Record set:
================================

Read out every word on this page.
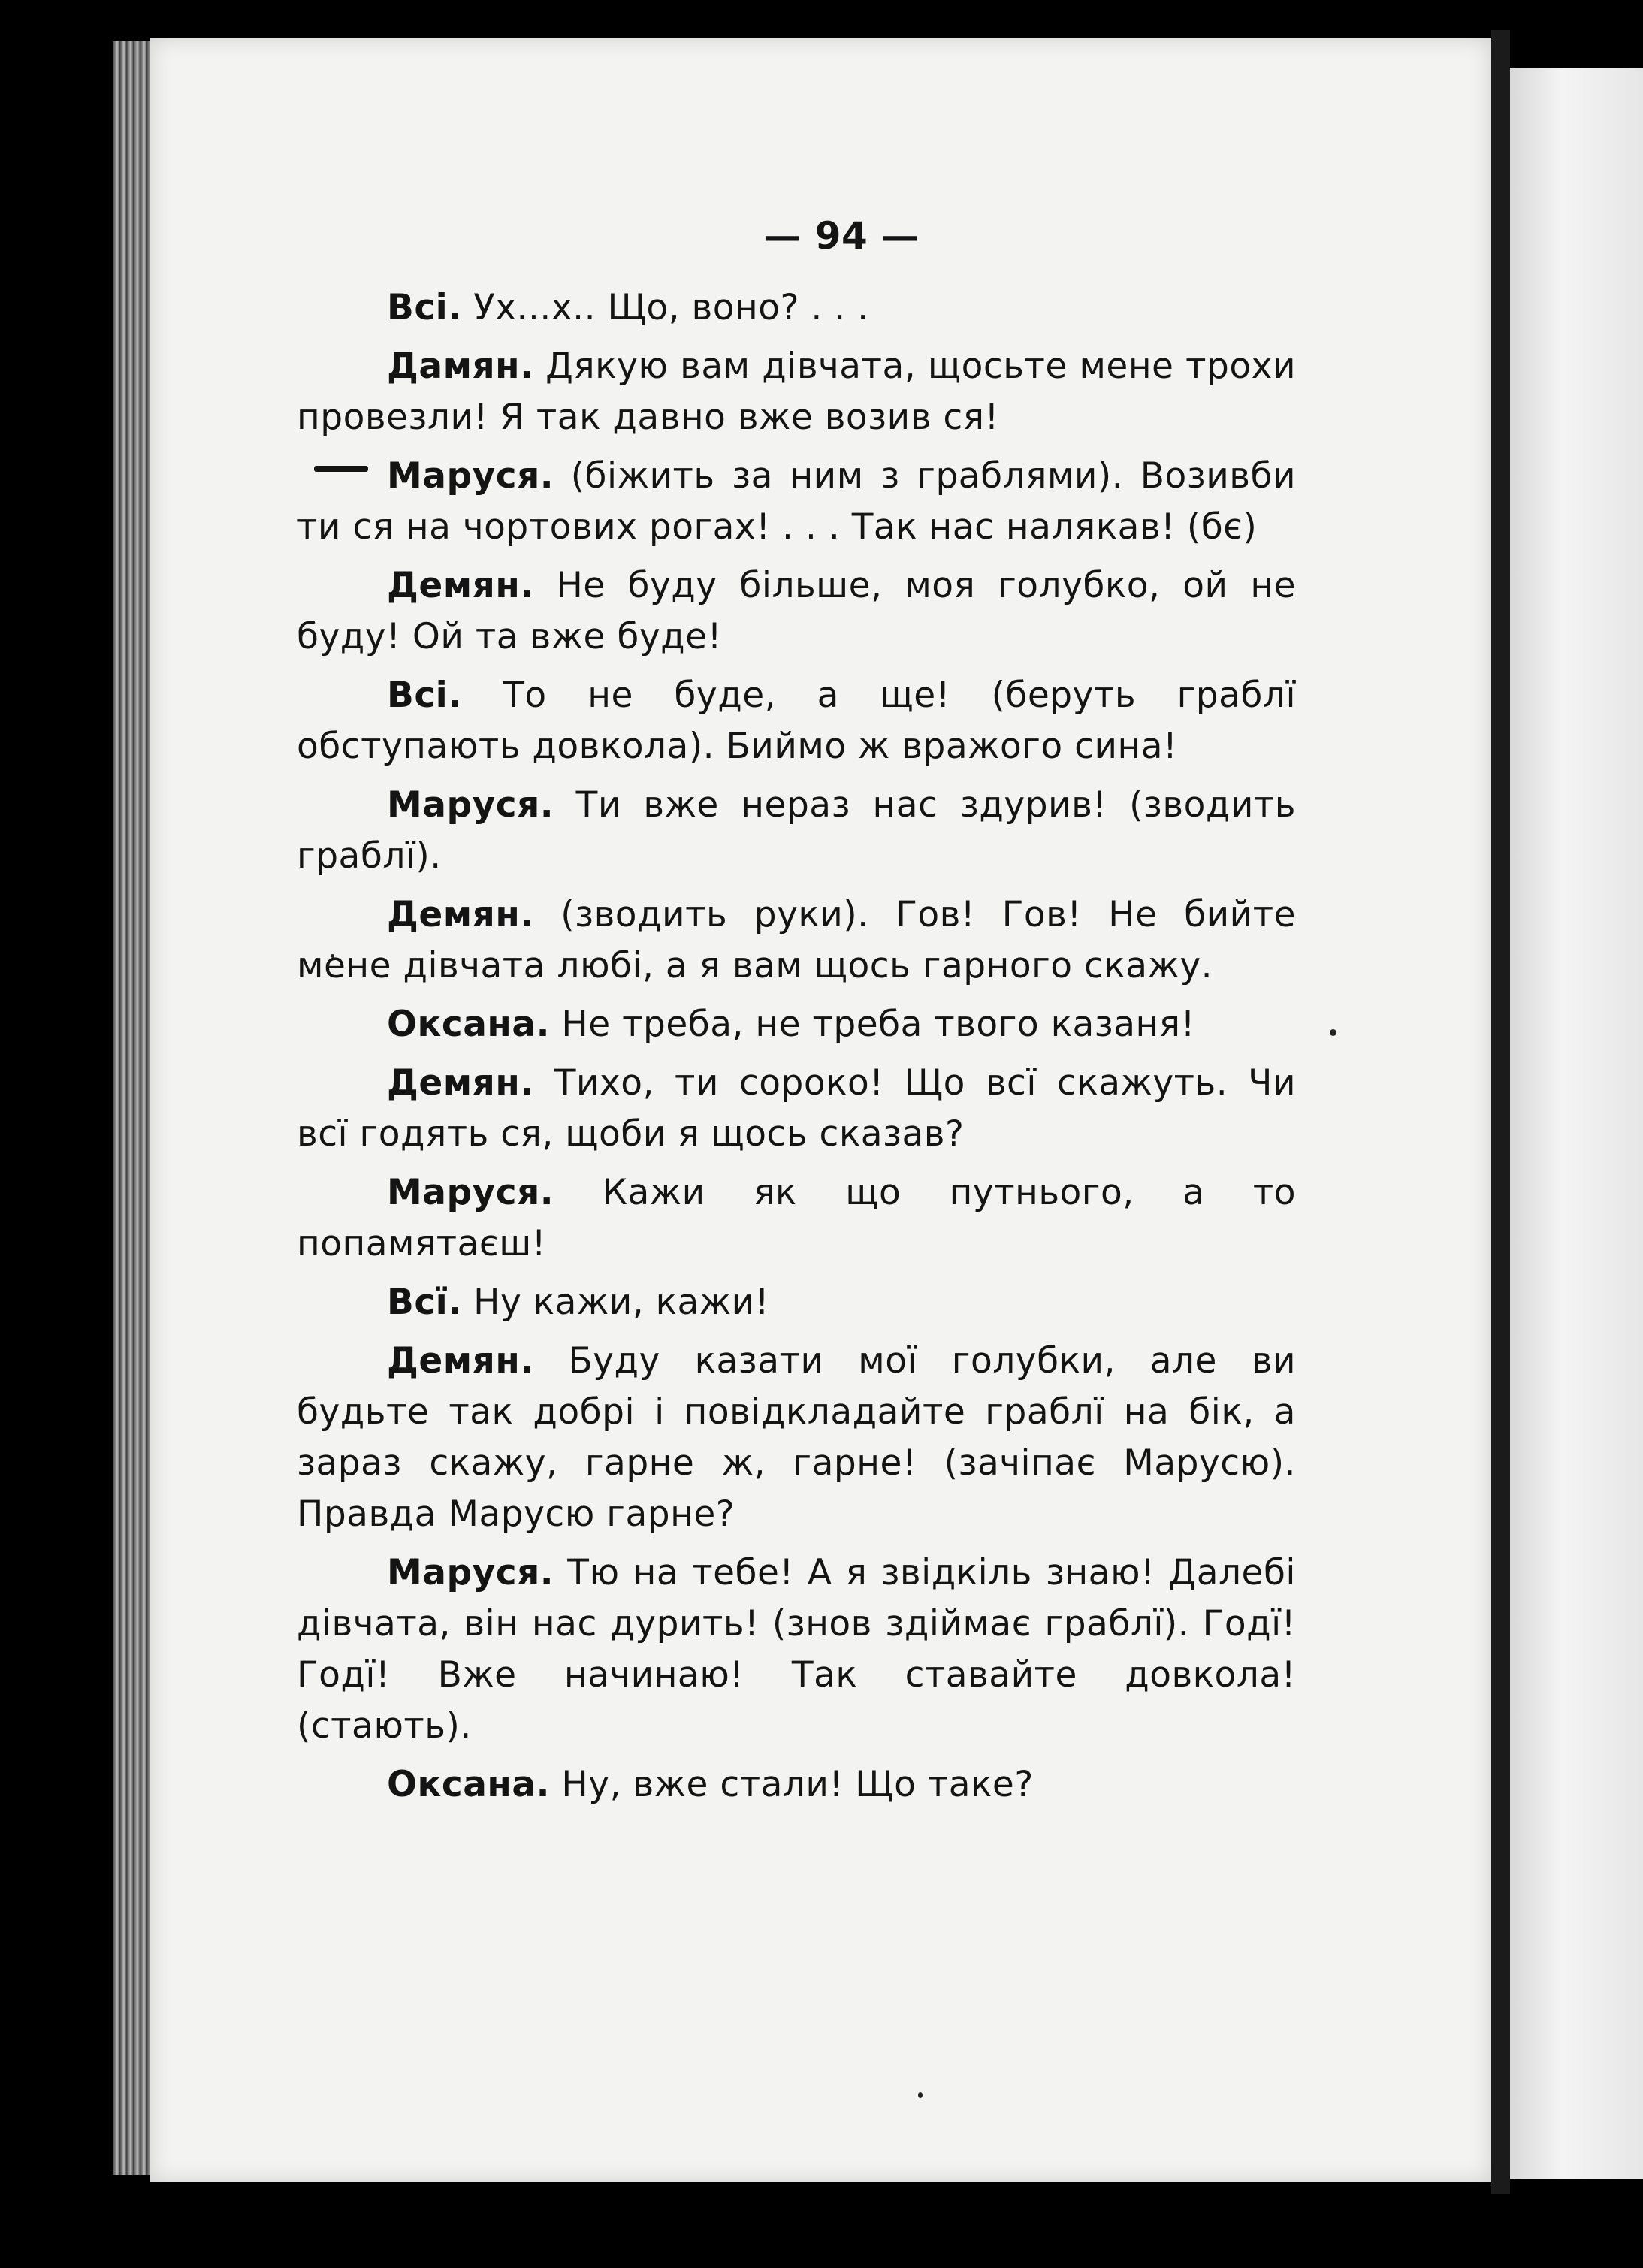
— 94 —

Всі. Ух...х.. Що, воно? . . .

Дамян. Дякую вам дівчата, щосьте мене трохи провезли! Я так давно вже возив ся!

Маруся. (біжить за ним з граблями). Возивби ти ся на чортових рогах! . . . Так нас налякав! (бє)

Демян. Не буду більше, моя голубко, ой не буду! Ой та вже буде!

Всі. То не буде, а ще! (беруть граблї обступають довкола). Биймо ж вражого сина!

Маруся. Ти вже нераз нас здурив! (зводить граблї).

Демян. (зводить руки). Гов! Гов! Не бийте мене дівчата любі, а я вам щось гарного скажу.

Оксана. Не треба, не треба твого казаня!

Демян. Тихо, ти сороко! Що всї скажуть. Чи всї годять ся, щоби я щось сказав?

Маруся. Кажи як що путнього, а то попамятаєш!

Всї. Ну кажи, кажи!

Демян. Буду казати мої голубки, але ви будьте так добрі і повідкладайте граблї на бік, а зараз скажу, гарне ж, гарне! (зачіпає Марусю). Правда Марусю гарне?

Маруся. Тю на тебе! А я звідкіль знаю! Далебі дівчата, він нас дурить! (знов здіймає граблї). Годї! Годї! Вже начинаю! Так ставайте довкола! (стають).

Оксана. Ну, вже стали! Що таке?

================================

Task description: Return each line from the material above exactly, but not the pictures.

Solution to this exercise:
Read out every word on this page.
— 94 —

Всі. Ух...х.. Що, воно? . . .

Дамян. Дякую вам дівчата, щосьте мене трохи провезли! Я так давно вже возив ся!

Маруся. (біжить за ним з граблями). Возивби ти ся на чортових рогах! . . . Так нас налякав! (бє)

Демян. Не буду більше, моя голубко, ой не буду! Ой та вже буде!

Всі. То не буде, а ще! (беруть граблї обступають довкола). Биймо ж вражого сина!

Маруся. Ти вже нераз нас здурив! (зводить граблї).

Демян. (зводить руки). Гов! Гов! Не бийте мене дівчата любі, а я вам щось гарного скажу.

Оксана. Не треба, не треба твого казаня!

Демян. Тихо, ти сороко! Що всї скажуть. Чи всї годять ся, щоби я щось сказав?

Маруся. Кажи як що путнього, а то попамятаєш!

Всї. Ну кажи, кажи!

Демян. Буду казати мої голубки, але ви будьте так добрі і повідкладайте граблї на бік, а зараз скажу, гарне ж, гарне! (зачіпає Марусю). Правда Марусю гарне?

Маруся. Тю на тебе! А я звідкіль знаю! Далебі дівчата, він нас дурить! (знов здіймає граблї). Годї! Годї! Вже начинаю! Так ставайте довкола! (стають).

Оксана. Ну, вже стали! Що таке?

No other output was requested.